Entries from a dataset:
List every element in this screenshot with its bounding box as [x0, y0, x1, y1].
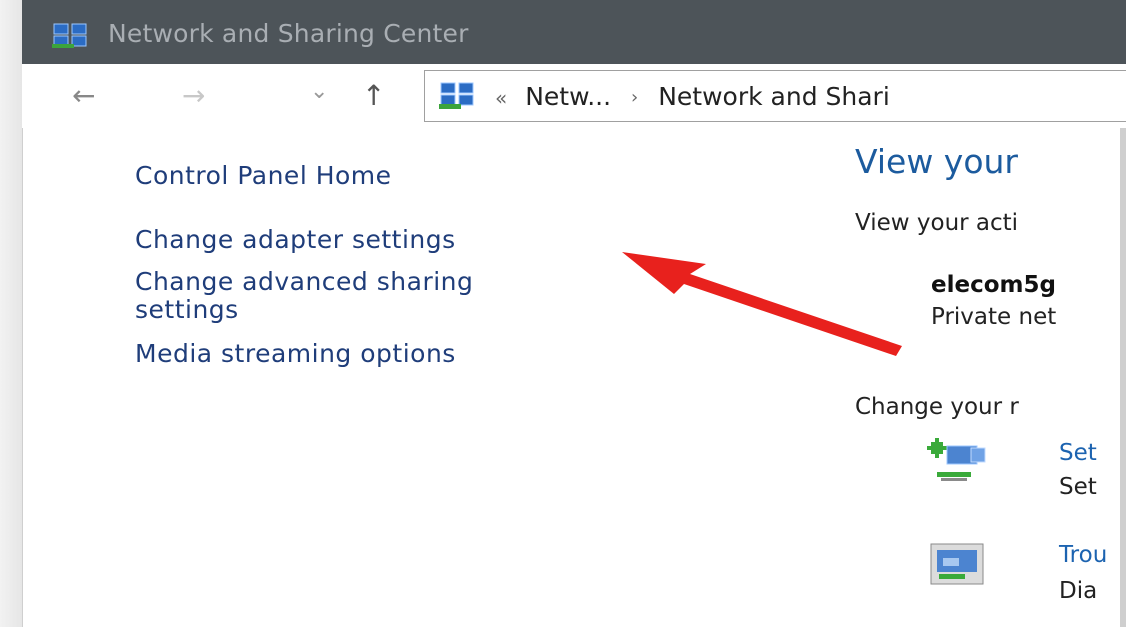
page-title: View your — [855, 142, 1019, 181]
breadcrumb-separator[interactable]: › — [631, 87, 638, 108]
up-button[interactable]: ↑ — [362, 82, 385, 110]
section-heading: Change your r — [855, 394, 1019, 420]
sidebar-item-label-continued: settings — [135, 295, 239, 324]
window-left-edge — [0, 0, 23, 627]
main-content: View your View your acti elecom5g Privat… — [855, 128, 1126, 627]
task-link-troubleshoot[interactable]: Trou — [1059, 542, 1107, 568]
window-title: Network and Sharing Center — [108, 19, 469, 48]
network-center-icon — [439, 82, 474, 109]
sidebar-item-media-streaming[interactable]: Media streaming options — [135, 338, 456, 370]
task-desc-troubleshoot: Dia — [1059, 578, 1098, 604]
navigation-bar: ← → ⌄ ↑ « Netw... › Network and Shari — [22, 64, 1126, 128]
breadcrumb: « Netw... › Network and Shari — [495, 82, 890, 111]
sidebar-item-control-panel-home[interactable]: Control Panel Home — [135, 160, 392, 192]
troubleshoot-icon — [930, 543, 984, 585]
back-button[interactable]: ← — [72, 82, 95, 110]
breadcrumb-item-network-sharing[interactable]: Network and Shari — [658, 82, 890, 111]
network-center-icon — [52, 23, 87, 48]
network-setup-icon — [927, 438, 986, 481]
sidebar-item-change-adapter-settings[interactable]: Change adapter settings — [135, 224, 456, 256]
task-desc-setup: Set — [1059, 474, 1097, 500]
title-bar[interactable]: Network and Sharing Center — [22, 0, 1126, 64]
breadcrumb-item-network[interactable]: Netw... — [525, 82, 611, 111]
recent-locations-button[interactable]: ⌄ — [310, 78, 328, 106]
page-subtitle: View your acti — [855, 210, 1019, 236]
breadcrumb-overflow[interactable]: « — [495, 86, 507, 110]
task-link-setup[interactable]: Set — [1059, 440, 1097, 466]
address-bar[interactable]: « Netw... › Network and Shari — [424, 70, 1126, 122]
network-name: elecom5g — [931, 272, 1056, 298]
forward-button[interactable]: → — [182, 82, 205, 110]
network-type: Private net — [931, 304, 1057, 330]
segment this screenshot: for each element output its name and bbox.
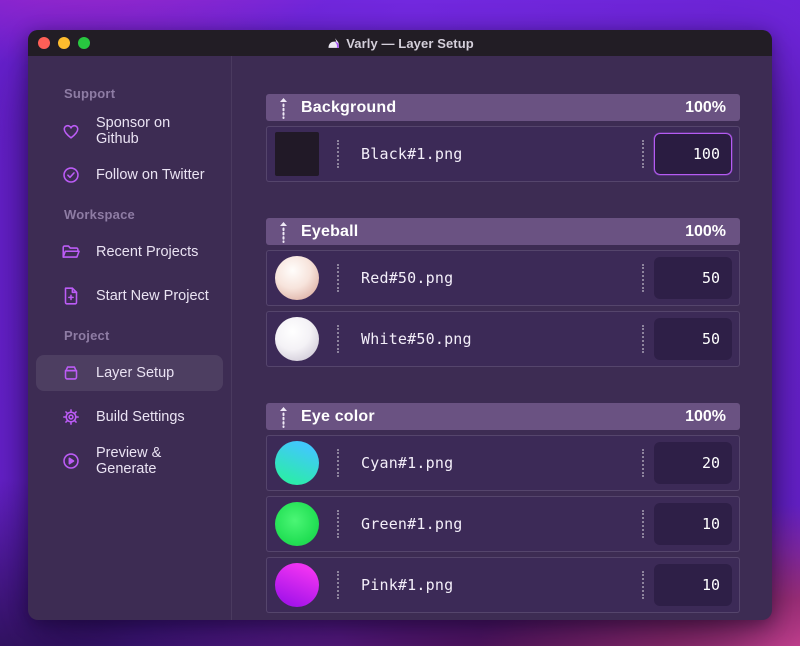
- layer-filename: Cyan#1.png: [361, 454, 454, 472]
- group-title: Background: [301, 98, 397, 116]
- sidebar-item-label: Layer Setup: [96, 365, 175, 381]
- sidebar: Support Sponsor on Github Follow on Twitte…: [28, 56, 232, 620]
- drag-handle-icon[interactable]: [279, 97, 288, 119]
- sidebar-section-workspace: Workspace: [64, 207, 135, 222]
- layer-group-eyeball: Eyeball 100% Red#50.png White#50.png: [266, 218, 740, 367]
- traffic-lights: [38, 37, 90, 49]
- layer-row-black-1-png: Black#1.png: [266, 126, 740, 182]
- dotted-separator: [642, 140, 644, 168]
- group-header-eyeball[interactable]: Eyeball 100%: [266, 218, 740, 245]
- group-weight: 100%: [685, 407, 726, 425]
- dotted-separator: [337, 264, 339, 292]
- layer-thumbnail: [275, 502, 319, 546]
- layer-row-white-50-png: White#50.png: [266, 311, 740, 367]
- sidebar-section-project: Project: [64, 328, 110, 343]
- window-title: Varly — Layer Setup: [28, 36, 772, 51]
- group-title: Eyeball: [301, 222, 359, 240]
- layer-row-pink-1-png: Pink#1.png: [266, 557, 740, 613]
- sidebar-item-label: Follow on Twitter: [96, 167, 205, 183]
- dotted-separator: [337, 510, 339, 538]
- layer-weight-input[interactable]: [654, 318, 732, 360]
- sidebar-item-start-new-project[interactable]: Start New Project: [36, 278, 223, 314]
- dotted-separator: [642, 264, 644, 292]
- dotted-separator: [337, 449, 339, 477]
- group-weight: 100%: [685, 98, 726, 116]
- layer-thumbnail: [275, 441, 319, 485]
- window-title-text: Varly — Layer Setup: [346, 35, 474, 51]
- sidebar-item-label: Preview & Generate: [96, 445, 162, 477]
- layer-filename: White#50.png: [361, 330, 472, 348]
- drag-handle-icon[interactable]: [279, 406, 288, 428]
- dotted-separator: [337, 140, 339, 168]
- layer-weight-input[interactable]: [654, 133, 732, 175]
- layer-group-background: Background 100% Black#1.png: [266, 94, 740, 182]
- group-weight: 100%: [685, 222, 726, 240]
- layer-filename: Black#1.png: [361, 145, 463, 163]
- layer-weight-input[interactable]: [654, 442, 732, 484]
- layer-thumbnail: [275, 563, 319, 607]
- layer-group-eye-color: Eye color 100% Cyan#1.png Green#1.png Pink#1…: [266, 403, 740, 613]
- sidebar-item-follow-on-twitter[interactable]: Follow on Twitter: [36, 157, 223, 193]
- layer-row-cyan-1-png: Cyan#1.png: [266, 435, 740, 491]
- desktop-background: Varly — Layer Setup Support Sponsor on Gi…: [0, 0, 800, 646]
- sidebar-item-preview-generate[interactable]: Preview & Generate: [36, 443, 223, 479]
- group-title: Eye color: [301, 407, 375, 425]
- layer-list: Background 100% Black#1.png Eyeball 100% Red#…: [232, 56, 772, 620]
- sidebar-section-support: Support: [64, 86, 116, 101]
- titlebar: Varly — Layer Setup: [28, 30, 772, 56]
- dotted-separator: [337, 325, 339, 353]
- badge-check-icon: [60, 164, 82, 186]
- drag-handle-icon[interactable]: [279, 221, 288, 243]
- layer-filename: Red#50.png: [361, 269, 454, 287]
- sidebar-item-build-settings[interactable]: Build Settings: [36, 399, 223, 435]
- sidebar-item-label: Build Settings: [96, 409, 185, 425]
- window-body: Support Sponsor on Github Follow on Twitte…: [28, 56, 772, 620]
- group-header-eye-color[interactable]: Eye color 100%: [266, 403, 740, 430]
- layer-thumbnail: [275, 256, 319, 300]
- unicorn-icon: [326, 36, 341, 51]
- dotted-separator: [337, 571, 339, 599]
- dotted-separator: [642, 325, 644, 353]
- sidebar-item-layer-setup[interactable]: Layer Setup: [36, 355, 223, 391]
- layer-weight-input[interactable]: [654, 257, 732, 299]
- layer-weight-input[interactable]: [654, 503, 732, 545]
- play-circle-icon: [60, 450, 82, 472]
- traffic-light-close[interactable]: [38, 37, 50, 49]
- sidebar-item-label: Sponsor on Github: [96, 115, 171, 147]
- sidebar-item-label: Recent Projects: [96, 244, 199, 260]
- sidebar-item-sponsor-on-github[interactable]: Sponsor on Github: [36, 113, 223, 149]
- sidebar-item-label: Start New Project: [96, 288, 209, 304]
- archive-icon: [60, 362, 82, 384]
- layer-row-red-50-png: Red#50.png: [266, 250, 740, 306]
- dotted-separator: [642, 449, 644, 477]
- layer-thumbnail: [275, 317, 319, 361]
- traffic-light-zoom[interactable]: [78, 37, 90, 49]
- gear-icon: [60, 406, 82, 428]
- traffic-light-minimize[interactable]: [58, 37, 70, 49]
- layer-filename: Pink#1.png: [361, 576, 454, 594]
- folder-icon: [60, 241, 82, 263]
- layer-row-green-1-png: Green#1.png: [266, 496, 740, 552]
- sidebar-item-recent-projects[interactable]: Recent Projects: [36, 234, 223, 270]
- app-window: Varly — Layer Setup Support Sponsor on Gi…: [28, 30, 772, 620]
- layer-weight-input[interactable]: [654, 564, 732, 606]
- dotted-separator: [642, 571, 644, 599]
- group-header-background[interactable]: Background 100%: [266, 94, 740, 121]
- dotted-separator: [642, 510, 644, 538]
- layer-filename: Green#1.png: [361, 515, 463, 533]
- file-plus-icon: [60, 285, 82, 307]
- heart-icon: [60, 120, 82, 142]
- layer-thumbnail: [275, 132, 319, 176]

#### Direction
Extract the stretch of lines from the one containing "page-title: View your — [855, 142, 1019, 181]" through the one containing "sidebar-item-label-continued: settings —", copying each line exactly.

#### Final result
page-title: View your — [855, 142, 1019, 181]
breadcrumb-separator[interactable]: › — [631, 87, 638, 108]
up-button[interactable]: ↑ — [362, 82, 385, 110]
section-heading: Change your r — [855, 394, 1019, 420]
sidebar-item-label-continued: settings — [135, 295, 239, 324]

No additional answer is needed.